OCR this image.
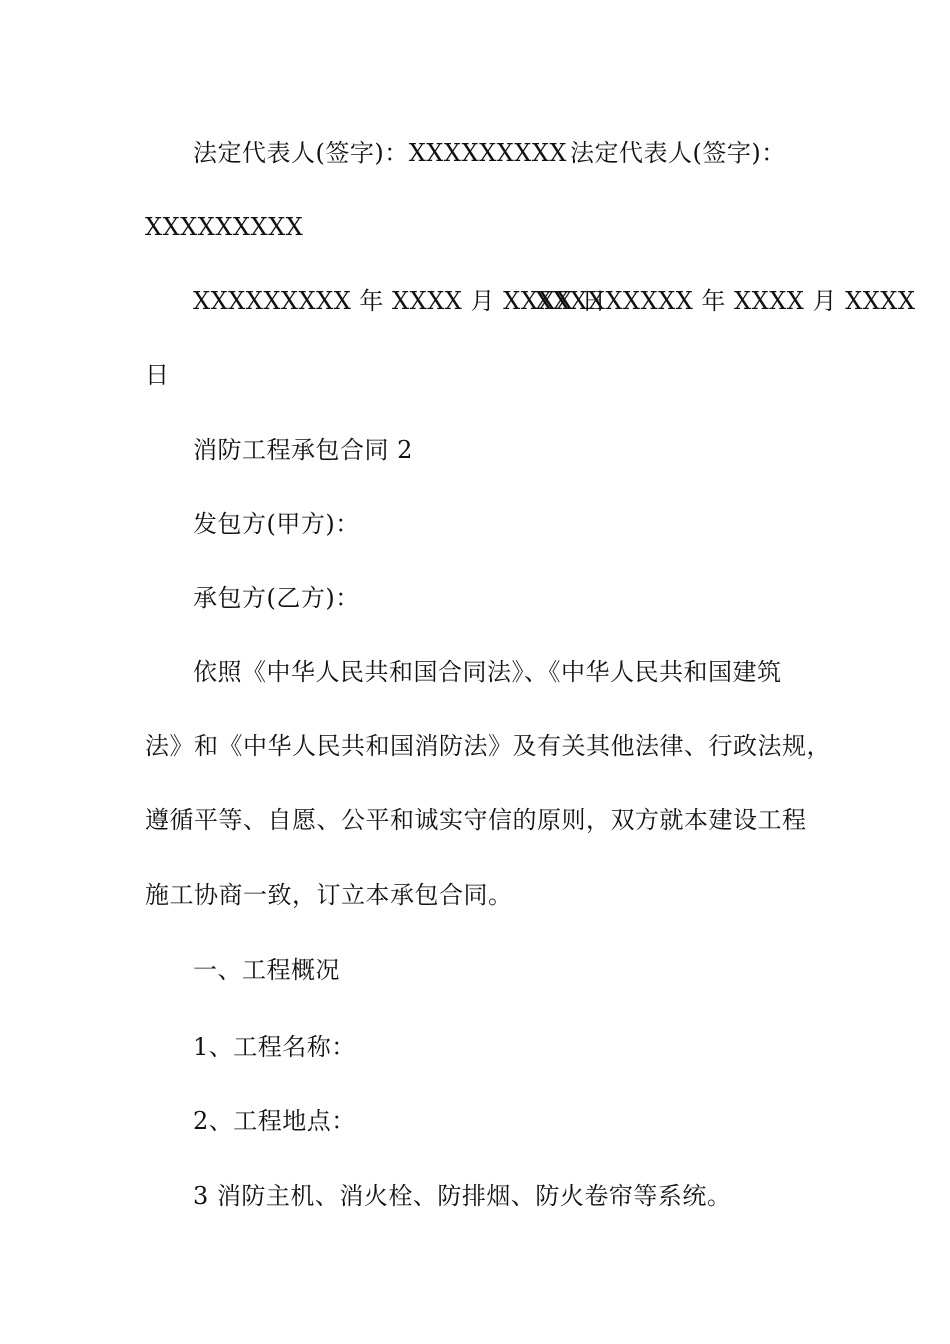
法定代表人(签字)：XXXXXXXXX 法定代表人(签字)：
XXXXXXXXX
XXXXXXXXX 年 XXXX 月 XXXX 日
XXXXXXXXX 年 XXXX 月 XXXX
日
消防工程承包合同 2
发包方(甲方)：
承包方(乙方)：
依照《中华人民共和国合同法》、《中华人民共和国建筑
法》和《中华人民共和国消防法》及有关其他法律、行政法规，
遵循平等、自愿、公平和诚实守信的原则，双方就本建设工程
施工协商一致，订立本承包合同。
一、工程概况
1、工程名称：
2、工程地点：
3 消防主机、消火栓、防排烟、防火卷帘等系统。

········

• **CHALLENGE**
Keep the pictures out and write out the records exactly.

• **EXERCISE ANSWER**
OCR this image.
法定代表人(签字)：XXXXXXXXX 法定代表人(签字)：
XXXXXXXXX
XXXXXXXXX 年 XXXX 月 XXXX 日
XXXXXXXXX 年 XXXX 月 XXXX
日
消防工程承包合同 2
发包方(甲方)：
承包方(乙方)：
依照《中华人民共和国合同法》、《中华人民共和国建筑
法》和《中华人民共和国消防法》及有关其他法律、行政法规，
遵循平等、自愿、公平和诚实守信的原则，双方就本建设工程
施工协商一致，订立本承包合同。
一、工程概况
1、工程名称：
2、工程地点：
3 消防主机、消火栓、防排烟、防火卷帘等系统。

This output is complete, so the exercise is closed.